■ **TESTO CITATO**
******

Il Tribunale di Salerno ha, quindi, evidenziato come l’assemblea di condominio non possa in alcun modo essere individuata come legittimo titolare del trattamento dei dati personali, non essendo altro che un organo di amministrazione del condominio, attraverso il quale i proprietari delle singole unità immobiliari disciplinano l’utilizzo e la conservazione delle parti comuni. Non potrebbe, quindi, essere, in nessun caso, titolare del trattamento dei dati personali degli interessati che dovessero entrare nel raggio di azione delle telecamere, poiché le sue competenze sono limitate dai poteri conferiti dal codice civile e non possono invadere la sfera dei diritti individuali dei singoli condomini o di qualsiasi altro soggetto controinteressato.

******

■ **QUESITO 1**
Riformuli in modo più conciso il paragrafo del testo citato che comincia con «Il Tribunale di Salerno ha, quindi», mantenendone i fatti principali.
■ **QUESITO 2**
Prosegua il testo citato sulle telecamere in condominio, partendo dopo la sua ultima frase.
Le righe che seguono sono materiale a sé stante, distinto dal testo citato.

■ **DATI FORNITI**
******

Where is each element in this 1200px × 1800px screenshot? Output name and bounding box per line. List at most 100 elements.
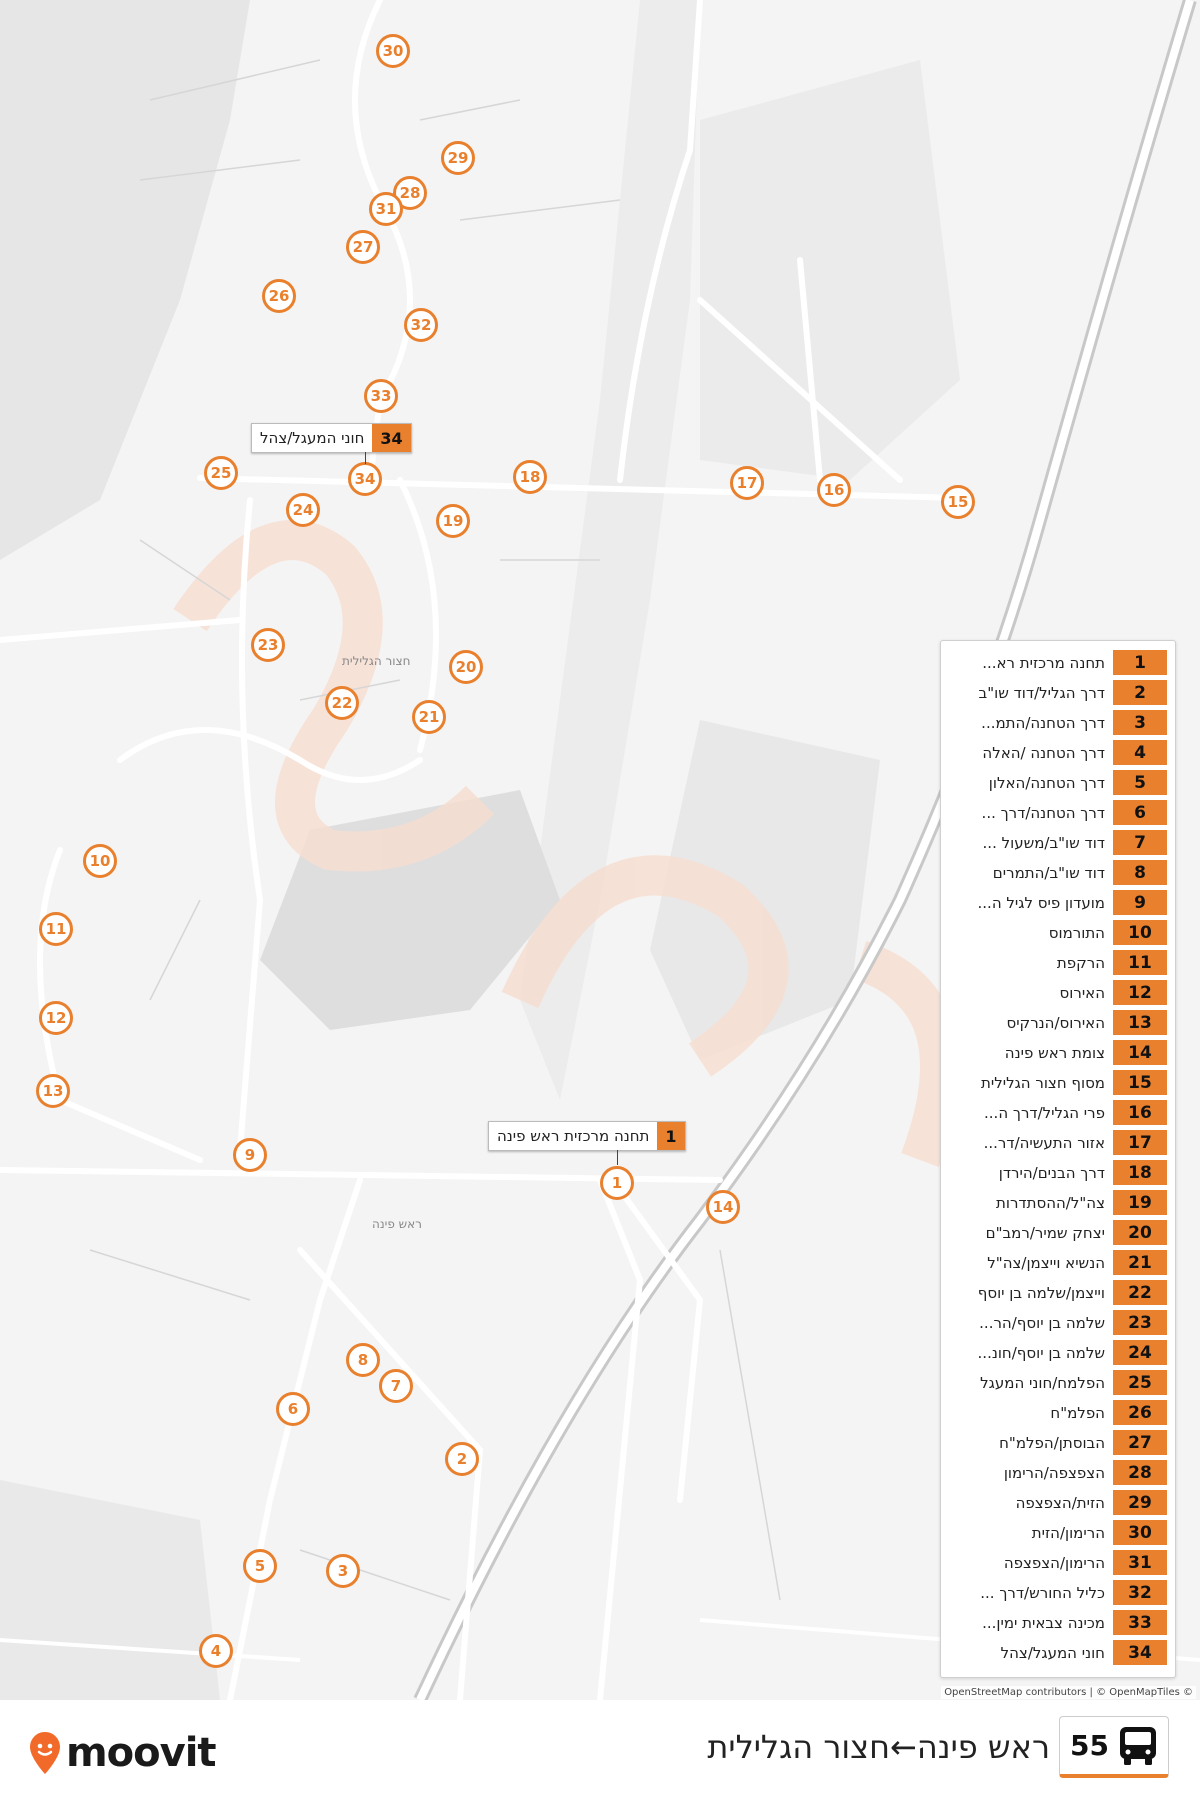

******

■ **RISPOSTA SCRITTA 1**
Secondo il Tribunale di Salerno, l’assemblea di condominio non può essere considerata titolare del trattamento dei dati personali, perché è soltanto un organo di amministrazione con cui i proprietari regolano l’uso e la conservazione delle parti comuni. Le sue competenze sono limitate dai poteri conferiti dal codice civile e non possono invadere i diritti individuali dei condomini o di altri soggetti controinteressati. Per questo non può mai essere titolare del trattamento dei dati delle persone che entrano nel raggio d’azione delle telecamere.

■ **RISPOSTA SCRITTA 2**
Interpretazione discutibile. Una possibile soluzione potrebbe trovarsi nell’adozione di una delibera all’unanimità, che, tuttavia, risolverebbe solo l’eventuale conflitto in seno all’assemblea, mentre resterebbe precluso ai conduttori degli immobili, ad esempio, il potere di incidere sulla decisione. Secondo altra pronuncia giurisprudenziale relativamente recente (Trib. Varese, 16 giugno 2011, n. 1273), neppure il privato avrebbe la facoltà di installare un sistema di videoregistrazione in ambito condominiale, al fine di riprendere gli spazi comuni. Contrariamente a quanto evidenziato dal Tribunale di Salerno, secondo il Tribunale di Varese potrebbe, tuttavia, procedere il condominio, nell’ipotesi di consenso all’unanimità dell’assemblea, potendosi rilevare, in tal caso, il perfezionamento di “un consenso comune atto a fondare effetti tipici di un negozio dispositivo dei diritti coinvolti”.
Anche tale soluzione, tuttavia, non convince appieno, pur potendosi considerare la più valida per evitare conseguenze di natura civile e penale. Sono, infatti, esclusi dalla decisione tutti quei soggetti che sono ugualmente – e forse anche maggiormente – interessati all’utilizzo degli spazi comuni e dovrebbero essere coinvolti nell’adozione di una simile decisione.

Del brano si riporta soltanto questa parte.